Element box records

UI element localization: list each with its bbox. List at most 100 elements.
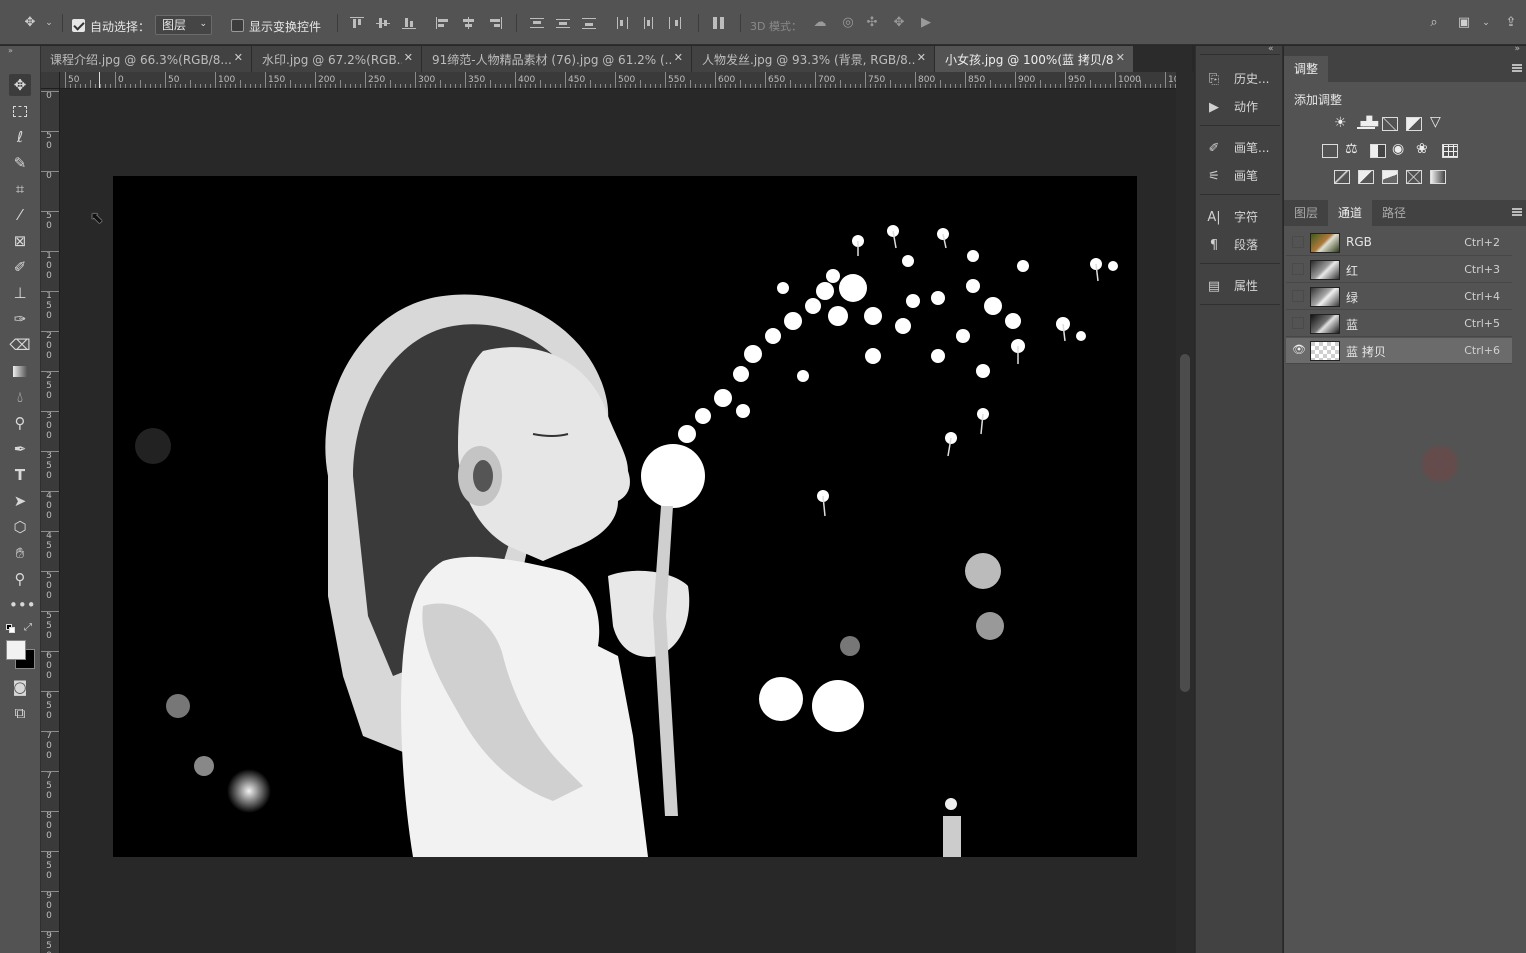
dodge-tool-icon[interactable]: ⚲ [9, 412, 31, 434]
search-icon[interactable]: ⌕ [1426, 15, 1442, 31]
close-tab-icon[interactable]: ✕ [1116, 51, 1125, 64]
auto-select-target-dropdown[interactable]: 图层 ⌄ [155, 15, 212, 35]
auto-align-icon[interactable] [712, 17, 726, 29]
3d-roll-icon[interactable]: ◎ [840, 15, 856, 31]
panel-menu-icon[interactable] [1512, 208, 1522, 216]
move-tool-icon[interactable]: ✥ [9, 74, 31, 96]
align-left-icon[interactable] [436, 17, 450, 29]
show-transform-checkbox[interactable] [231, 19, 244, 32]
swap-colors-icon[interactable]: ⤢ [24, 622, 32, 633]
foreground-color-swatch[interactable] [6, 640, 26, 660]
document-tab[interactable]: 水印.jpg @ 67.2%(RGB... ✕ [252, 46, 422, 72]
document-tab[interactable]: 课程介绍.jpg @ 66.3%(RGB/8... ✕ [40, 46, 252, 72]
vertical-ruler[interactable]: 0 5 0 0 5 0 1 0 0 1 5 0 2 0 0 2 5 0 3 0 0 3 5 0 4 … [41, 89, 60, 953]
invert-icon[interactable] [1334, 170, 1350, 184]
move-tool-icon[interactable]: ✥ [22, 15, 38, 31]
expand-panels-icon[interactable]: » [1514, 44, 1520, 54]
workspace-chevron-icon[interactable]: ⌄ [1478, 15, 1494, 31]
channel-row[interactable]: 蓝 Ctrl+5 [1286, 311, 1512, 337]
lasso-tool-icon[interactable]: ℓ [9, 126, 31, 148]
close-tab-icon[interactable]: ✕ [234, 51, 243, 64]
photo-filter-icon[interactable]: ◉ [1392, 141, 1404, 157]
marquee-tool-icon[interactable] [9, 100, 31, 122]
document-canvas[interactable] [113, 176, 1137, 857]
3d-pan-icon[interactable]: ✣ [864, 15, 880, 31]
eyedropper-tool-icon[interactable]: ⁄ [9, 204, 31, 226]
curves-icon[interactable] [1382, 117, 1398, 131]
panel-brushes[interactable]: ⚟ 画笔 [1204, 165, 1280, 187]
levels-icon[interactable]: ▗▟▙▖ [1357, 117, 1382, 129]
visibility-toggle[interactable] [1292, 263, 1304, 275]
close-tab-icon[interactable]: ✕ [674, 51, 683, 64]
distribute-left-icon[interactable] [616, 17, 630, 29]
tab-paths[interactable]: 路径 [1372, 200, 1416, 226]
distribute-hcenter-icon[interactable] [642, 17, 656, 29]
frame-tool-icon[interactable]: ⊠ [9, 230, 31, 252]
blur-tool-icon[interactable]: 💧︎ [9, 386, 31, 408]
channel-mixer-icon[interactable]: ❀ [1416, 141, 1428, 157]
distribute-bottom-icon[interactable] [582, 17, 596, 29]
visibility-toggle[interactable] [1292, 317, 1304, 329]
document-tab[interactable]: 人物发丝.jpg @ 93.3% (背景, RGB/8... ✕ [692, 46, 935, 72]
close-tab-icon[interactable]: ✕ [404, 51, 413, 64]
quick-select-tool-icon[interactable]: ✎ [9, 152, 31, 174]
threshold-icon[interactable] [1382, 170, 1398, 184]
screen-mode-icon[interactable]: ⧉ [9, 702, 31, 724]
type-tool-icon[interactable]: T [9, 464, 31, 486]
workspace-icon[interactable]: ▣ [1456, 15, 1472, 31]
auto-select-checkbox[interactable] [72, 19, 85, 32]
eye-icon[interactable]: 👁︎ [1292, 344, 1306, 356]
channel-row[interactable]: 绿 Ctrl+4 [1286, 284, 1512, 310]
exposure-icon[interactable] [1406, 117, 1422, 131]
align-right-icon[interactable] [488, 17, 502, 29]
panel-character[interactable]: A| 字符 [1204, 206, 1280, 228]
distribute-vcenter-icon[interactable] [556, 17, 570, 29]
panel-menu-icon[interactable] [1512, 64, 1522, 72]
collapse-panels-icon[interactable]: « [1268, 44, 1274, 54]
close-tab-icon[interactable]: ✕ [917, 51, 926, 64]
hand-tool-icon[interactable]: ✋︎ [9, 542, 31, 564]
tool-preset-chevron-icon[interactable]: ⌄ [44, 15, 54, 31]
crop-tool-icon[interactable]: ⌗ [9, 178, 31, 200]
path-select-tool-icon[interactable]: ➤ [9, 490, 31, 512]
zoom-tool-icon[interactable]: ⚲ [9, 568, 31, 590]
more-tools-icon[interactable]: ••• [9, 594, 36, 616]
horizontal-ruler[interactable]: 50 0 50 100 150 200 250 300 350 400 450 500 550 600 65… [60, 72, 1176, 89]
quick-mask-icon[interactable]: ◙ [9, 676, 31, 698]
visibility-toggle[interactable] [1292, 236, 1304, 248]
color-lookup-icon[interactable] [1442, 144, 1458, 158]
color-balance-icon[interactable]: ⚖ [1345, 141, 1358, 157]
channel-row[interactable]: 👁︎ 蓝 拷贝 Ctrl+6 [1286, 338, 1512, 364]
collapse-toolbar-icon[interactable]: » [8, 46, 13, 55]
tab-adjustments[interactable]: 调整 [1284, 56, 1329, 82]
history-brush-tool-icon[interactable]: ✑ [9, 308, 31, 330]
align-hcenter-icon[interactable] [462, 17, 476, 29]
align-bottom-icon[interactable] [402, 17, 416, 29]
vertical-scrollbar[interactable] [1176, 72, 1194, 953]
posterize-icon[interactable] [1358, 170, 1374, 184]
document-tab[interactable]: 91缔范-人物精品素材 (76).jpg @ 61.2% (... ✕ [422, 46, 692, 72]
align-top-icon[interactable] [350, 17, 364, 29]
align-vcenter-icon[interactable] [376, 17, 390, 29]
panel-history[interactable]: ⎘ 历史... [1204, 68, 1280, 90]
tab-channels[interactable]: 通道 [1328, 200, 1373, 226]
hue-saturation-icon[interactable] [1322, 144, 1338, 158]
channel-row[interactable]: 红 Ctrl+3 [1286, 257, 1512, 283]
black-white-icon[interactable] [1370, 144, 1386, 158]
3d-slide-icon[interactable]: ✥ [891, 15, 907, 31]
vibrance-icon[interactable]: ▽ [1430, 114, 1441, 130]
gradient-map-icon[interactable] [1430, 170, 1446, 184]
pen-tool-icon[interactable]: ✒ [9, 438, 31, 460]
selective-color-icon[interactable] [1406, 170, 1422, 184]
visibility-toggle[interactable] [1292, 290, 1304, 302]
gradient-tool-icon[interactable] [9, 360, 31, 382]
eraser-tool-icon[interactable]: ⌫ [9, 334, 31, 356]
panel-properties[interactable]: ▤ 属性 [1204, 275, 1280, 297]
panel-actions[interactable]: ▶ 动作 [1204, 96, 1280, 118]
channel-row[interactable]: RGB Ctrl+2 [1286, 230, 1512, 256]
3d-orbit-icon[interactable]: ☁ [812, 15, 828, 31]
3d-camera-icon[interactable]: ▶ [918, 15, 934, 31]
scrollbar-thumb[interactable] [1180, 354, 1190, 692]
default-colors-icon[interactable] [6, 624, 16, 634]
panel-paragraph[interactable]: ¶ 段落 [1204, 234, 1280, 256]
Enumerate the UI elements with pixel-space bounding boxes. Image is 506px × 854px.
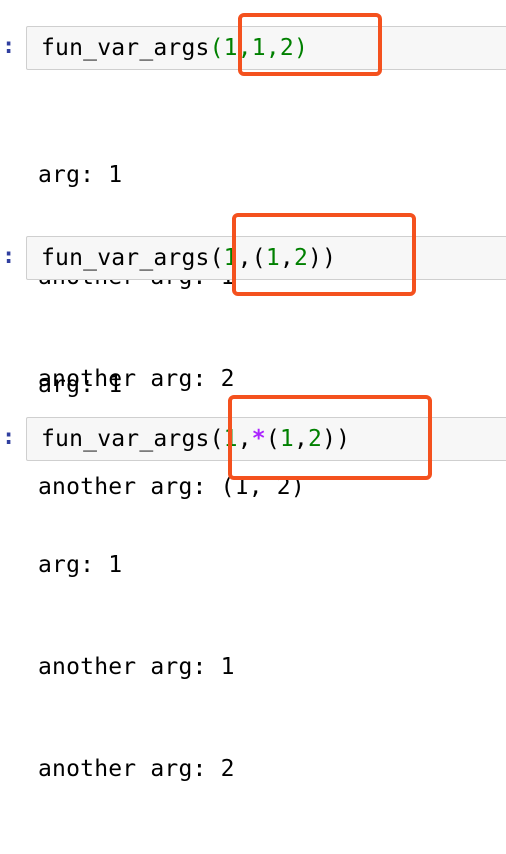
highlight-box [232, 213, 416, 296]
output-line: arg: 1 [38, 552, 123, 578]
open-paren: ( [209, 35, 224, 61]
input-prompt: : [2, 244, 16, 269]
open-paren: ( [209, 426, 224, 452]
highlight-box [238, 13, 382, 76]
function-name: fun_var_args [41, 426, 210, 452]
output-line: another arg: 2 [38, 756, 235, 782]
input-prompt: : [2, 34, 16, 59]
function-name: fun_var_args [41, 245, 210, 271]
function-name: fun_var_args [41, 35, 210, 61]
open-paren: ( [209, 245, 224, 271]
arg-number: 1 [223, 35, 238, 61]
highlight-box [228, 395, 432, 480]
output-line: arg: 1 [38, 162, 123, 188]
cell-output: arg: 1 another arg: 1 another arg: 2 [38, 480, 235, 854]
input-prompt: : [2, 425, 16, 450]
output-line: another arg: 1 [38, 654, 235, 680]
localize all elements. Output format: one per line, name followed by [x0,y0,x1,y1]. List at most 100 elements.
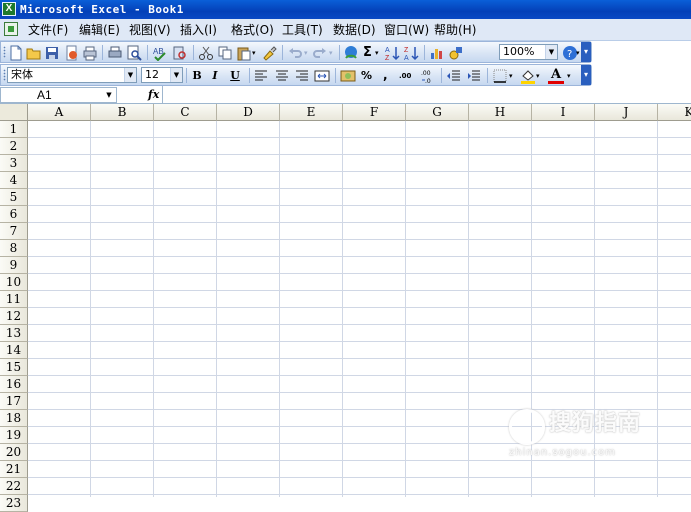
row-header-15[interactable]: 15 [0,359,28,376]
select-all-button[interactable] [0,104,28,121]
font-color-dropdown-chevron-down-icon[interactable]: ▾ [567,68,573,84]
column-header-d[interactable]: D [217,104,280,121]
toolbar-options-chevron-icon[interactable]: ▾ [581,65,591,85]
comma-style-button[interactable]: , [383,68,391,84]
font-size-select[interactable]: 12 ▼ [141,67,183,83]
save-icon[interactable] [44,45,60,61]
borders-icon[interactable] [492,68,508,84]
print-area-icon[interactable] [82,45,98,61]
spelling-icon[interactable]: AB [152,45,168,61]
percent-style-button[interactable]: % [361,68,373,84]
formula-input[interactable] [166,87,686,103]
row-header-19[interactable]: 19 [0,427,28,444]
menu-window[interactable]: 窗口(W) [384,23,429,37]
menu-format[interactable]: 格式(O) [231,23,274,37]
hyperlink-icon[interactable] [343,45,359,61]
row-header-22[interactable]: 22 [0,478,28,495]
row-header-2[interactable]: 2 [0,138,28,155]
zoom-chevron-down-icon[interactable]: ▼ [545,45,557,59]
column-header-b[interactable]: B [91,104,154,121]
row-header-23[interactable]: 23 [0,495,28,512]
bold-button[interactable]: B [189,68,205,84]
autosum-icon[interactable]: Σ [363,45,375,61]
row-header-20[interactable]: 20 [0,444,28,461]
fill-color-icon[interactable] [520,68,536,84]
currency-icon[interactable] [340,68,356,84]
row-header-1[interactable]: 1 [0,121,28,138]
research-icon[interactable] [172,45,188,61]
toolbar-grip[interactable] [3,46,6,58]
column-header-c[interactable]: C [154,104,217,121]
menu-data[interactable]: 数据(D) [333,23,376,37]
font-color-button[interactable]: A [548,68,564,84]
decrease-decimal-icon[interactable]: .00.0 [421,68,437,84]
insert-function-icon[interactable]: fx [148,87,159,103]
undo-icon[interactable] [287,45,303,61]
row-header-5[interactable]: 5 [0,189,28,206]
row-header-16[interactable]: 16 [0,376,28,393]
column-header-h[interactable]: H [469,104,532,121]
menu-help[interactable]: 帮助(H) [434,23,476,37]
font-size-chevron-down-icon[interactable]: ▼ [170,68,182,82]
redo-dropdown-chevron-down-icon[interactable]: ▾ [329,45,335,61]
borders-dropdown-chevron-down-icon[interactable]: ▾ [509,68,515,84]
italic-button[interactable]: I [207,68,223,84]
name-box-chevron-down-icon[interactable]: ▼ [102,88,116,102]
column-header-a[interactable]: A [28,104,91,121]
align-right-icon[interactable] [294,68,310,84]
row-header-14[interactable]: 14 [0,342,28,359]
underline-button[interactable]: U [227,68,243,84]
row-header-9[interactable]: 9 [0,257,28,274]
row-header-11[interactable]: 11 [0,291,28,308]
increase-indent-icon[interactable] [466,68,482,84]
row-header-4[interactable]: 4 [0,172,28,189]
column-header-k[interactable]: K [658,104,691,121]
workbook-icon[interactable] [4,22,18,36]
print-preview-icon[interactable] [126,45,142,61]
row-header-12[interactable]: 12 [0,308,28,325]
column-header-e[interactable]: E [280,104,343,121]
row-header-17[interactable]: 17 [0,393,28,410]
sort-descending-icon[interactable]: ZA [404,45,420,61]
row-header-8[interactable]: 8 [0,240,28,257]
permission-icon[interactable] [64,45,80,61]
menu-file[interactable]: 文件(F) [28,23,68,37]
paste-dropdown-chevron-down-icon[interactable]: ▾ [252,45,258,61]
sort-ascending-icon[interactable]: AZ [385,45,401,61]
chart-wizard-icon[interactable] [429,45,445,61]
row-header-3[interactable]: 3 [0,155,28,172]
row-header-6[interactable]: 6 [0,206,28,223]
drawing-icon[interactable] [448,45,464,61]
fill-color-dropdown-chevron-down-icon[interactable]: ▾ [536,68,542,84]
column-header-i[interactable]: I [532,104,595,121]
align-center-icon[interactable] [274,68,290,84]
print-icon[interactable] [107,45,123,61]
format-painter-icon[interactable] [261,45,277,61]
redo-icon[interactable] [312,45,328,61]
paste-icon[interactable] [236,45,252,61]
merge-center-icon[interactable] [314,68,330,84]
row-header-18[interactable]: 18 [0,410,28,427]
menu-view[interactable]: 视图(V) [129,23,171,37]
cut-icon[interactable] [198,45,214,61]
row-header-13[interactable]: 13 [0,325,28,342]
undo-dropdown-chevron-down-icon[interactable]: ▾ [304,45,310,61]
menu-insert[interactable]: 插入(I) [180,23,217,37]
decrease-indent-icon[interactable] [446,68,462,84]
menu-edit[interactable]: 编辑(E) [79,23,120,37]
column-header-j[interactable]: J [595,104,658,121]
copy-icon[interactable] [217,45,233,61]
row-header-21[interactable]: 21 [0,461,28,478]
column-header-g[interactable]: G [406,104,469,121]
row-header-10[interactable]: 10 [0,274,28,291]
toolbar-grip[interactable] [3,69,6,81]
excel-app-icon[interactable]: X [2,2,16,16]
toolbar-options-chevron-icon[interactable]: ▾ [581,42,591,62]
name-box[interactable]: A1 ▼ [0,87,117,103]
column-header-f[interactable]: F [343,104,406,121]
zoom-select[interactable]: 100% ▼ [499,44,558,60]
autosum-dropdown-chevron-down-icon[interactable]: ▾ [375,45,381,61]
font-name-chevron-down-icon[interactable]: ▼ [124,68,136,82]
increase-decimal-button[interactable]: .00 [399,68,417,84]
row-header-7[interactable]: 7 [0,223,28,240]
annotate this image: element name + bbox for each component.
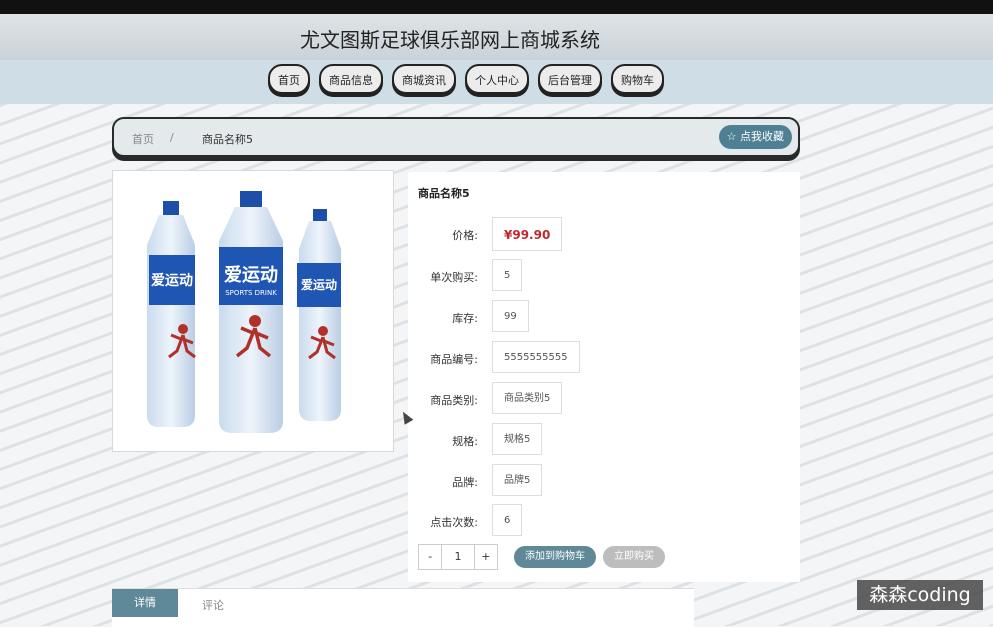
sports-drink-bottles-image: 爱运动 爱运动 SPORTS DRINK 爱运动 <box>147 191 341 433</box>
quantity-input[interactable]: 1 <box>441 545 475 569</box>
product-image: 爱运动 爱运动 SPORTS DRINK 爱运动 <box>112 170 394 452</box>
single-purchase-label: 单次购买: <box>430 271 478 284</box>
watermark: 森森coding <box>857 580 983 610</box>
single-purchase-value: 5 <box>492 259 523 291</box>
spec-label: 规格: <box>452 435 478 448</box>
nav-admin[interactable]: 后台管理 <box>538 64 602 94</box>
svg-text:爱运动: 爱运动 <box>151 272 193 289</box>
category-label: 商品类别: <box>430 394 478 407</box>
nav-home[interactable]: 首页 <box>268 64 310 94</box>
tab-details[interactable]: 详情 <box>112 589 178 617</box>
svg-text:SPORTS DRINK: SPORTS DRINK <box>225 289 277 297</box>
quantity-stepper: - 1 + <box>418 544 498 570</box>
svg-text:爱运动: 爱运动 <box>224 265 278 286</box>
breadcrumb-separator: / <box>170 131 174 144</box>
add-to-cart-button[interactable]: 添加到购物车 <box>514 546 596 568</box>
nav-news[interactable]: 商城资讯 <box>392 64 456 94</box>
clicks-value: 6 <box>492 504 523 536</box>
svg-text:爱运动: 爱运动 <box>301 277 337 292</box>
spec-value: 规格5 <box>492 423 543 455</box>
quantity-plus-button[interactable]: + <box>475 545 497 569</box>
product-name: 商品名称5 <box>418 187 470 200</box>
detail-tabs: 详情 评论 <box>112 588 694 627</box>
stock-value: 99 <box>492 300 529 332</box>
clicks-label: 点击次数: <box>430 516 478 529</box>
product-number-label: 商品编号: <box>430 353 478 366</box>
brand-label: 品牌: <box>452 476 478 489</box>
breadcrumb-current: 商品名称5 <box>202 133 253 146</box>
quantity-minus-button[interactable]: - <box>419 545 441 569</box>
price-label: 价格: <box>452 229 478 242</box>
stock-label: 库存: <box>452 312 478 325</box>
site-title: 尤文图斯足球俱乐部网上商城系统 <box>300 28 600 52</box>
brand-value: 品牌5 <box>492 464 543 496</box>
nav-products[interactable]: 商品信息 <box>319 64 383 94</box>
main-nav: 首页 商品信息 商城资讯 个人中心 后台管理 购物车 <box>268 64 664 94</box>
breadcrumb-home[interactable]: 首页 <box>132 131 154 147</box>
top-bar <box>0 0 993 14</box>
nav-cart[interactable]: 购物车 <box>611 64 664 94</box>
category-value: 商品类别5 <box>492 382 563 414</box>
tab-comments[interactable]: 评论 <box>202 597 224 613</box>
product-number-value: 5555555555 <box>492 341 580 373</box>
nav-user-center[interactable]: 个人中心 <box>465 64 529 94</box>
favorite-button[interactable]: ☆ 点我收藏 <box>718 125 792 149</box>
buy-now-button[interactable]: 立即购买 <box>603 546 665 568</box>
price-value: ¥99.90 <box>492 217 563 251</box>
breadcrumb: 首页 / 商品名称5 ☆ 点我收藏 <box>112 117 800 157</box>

* [Task statement] Reproduce the lines of the records starting with the line that contains "highlight-box [232, 213, 416, 296]" and going on through the line that contains "localize all elements.", swapping "open-paren" for "left-paren" and leaving everything else unchanged.

* [Output for this task]
highlight-box [232, 213, 416, 296]
output-line: arg: 1 [38, 552, 123, 578]
left-paren: ( [209, 35, 224, 61]
input-prompt: : [2, 244, 16, 269]
left-paren: ( [209, 426, 224, 452]
highlight-box [238, 13, 382, 76]
function-name: fun_var_args [41, 426, 210, 452]
output-line: another arg: 2 [38, 756, 235, 782]
input-prompt: : [2, 34, 16, 59]
function-name: fun_var_args [41, 245, 210, 271]
function-name: fun_var_args [41, 35, 210, 61]
left-paren: ( [209, 245, 224, 271]
arg-number: 1 [223, 35, 238, 61]
highlight-box [228, 395, 432, 480]
output-line: arg: 1 [38, 162, 123, 188]
cell-output: arg: 1 another arg: 1 another arg: 2 [38, 480, 235, 854]
input-prompt: : [2, 425, 16, 450]
output-line: another arg: 1 [38, 654, 235, 680]
localize all elements. Output format: one per line, name followed by [x0,y0,x1,y1]. List at most 100 elements.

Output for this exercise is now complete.